* Goal:
Copy every line of the data exactly, leaving nothing out.

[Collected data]
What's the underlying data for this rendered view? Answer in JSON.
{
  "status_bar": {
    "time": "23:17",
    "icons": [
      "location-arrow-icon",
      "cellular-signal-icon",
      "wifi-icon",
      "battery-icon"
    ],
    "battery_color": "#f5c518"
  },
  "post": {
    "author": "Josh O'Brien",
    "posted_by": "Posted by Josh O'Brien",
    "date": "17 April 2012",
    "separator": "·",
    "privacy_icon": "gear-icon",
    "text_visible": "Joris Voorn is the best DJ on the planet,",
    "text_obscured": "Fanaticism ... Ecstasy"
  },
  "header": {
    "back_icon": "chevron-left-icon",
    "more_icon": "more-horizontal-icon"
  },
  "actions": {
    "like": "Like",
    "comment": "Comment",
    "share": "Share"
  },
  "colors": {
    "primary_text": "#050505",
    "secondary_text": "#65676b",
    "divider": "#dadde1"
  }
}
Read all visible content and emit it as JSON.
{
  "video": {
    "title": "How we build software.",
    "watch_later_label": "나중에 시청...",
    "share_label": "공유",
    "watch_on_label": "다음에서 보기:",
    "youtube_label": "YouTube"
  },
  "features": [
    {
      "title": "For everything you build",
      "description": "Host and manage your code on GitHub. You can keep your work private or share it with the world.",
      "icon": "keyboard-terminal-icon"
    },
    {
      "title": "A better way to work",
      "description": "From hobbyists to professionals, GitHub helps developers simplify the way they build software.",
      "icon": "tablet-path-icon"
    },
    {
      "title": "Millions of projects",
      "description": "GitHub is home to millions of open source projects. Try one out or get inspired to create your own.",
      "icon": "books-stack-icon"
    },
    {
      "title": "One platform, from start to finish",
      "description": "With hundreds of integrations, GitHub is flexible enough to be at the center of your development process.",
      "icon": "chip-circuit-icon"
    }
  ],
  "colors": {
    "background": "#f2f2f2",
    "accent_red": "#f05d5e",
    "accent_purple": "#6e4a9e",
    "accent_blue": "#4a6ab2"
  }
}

* The solution:
What's the underlying data for this rendered view? Answer in JSON.
{
  "status_bar": {
    "time": "23:17",
    "icons": [
      "location-arrow-icon",
      "cellular-signal-icon",
      "wifi-icon",
      "battery-icon"
    ],
    "battery_color": "#f5c518"
  },
  "post": {
    "author": "Josh O'Brien",
    "posted_by": "Posted by Josh O'Brien",
    "date": "17 April 2012",
    "separator": "·",
    "privacy_icon": "gear-icon",
    "text_visible": "Joris Voorn is the best DJ on the planet,",
    "text_obscured": "Fanaticism ... Ecstasy"
  },
  "header": {
    "back_icon": "chevron-left-icon",
    "more_icon": "more-horizontal-icon"
  },
  "actions": {
    "like": "Like",
    "comment": "Comment",
    "share": "Share"
  },
  "colors": {
    "primary_text": "#050505",
    "secondary_text": "#65676b",
    "divider": "#dadde1"
  }
}
Read all visible content and emit it as JSON.
{
  "video": {
    "title": "How we build software.",
    "watch_later_label": "나중에 시청...",
    "share_label": "공유",
    "watch_on_label": "다음에서 보기:",
    "youtube_label": "YouTube"
  },
  "features": [
    {
      "title": "For everything you build",
      "description": "Host and manage your code on GitHub. You can keep your work private or share it with the world.",
      "icon": "keyboard-terminal-icon"
    },
    {
      "title": "A better way to work",
      "description": "From hobbyists to professionals, GitHub helps developers simplify the way they build software.",
      "icon": "tablet-path-icon"
    },
    {
      "title": "Millions of projects",
      "description": "GitHub is home to millions of open source projects. Try one out or get inspired to create your own.",
      "icon": "books-stack-icon"
    },
    {
      "title": "One platform, from start to finish",
      "description": "With hundreds of integrations, GitHub is flexible enough to be at the center of your development process.",
      "icon": "chip-circuit-icon"
    }
  ],
  "colors": {
    "background": "#f2f2f2",
    "accent_red": "#f05d5e",
    "accent_purple": "#6e4a9e",
    "accent_blue": "#4a6ab2"
  }
}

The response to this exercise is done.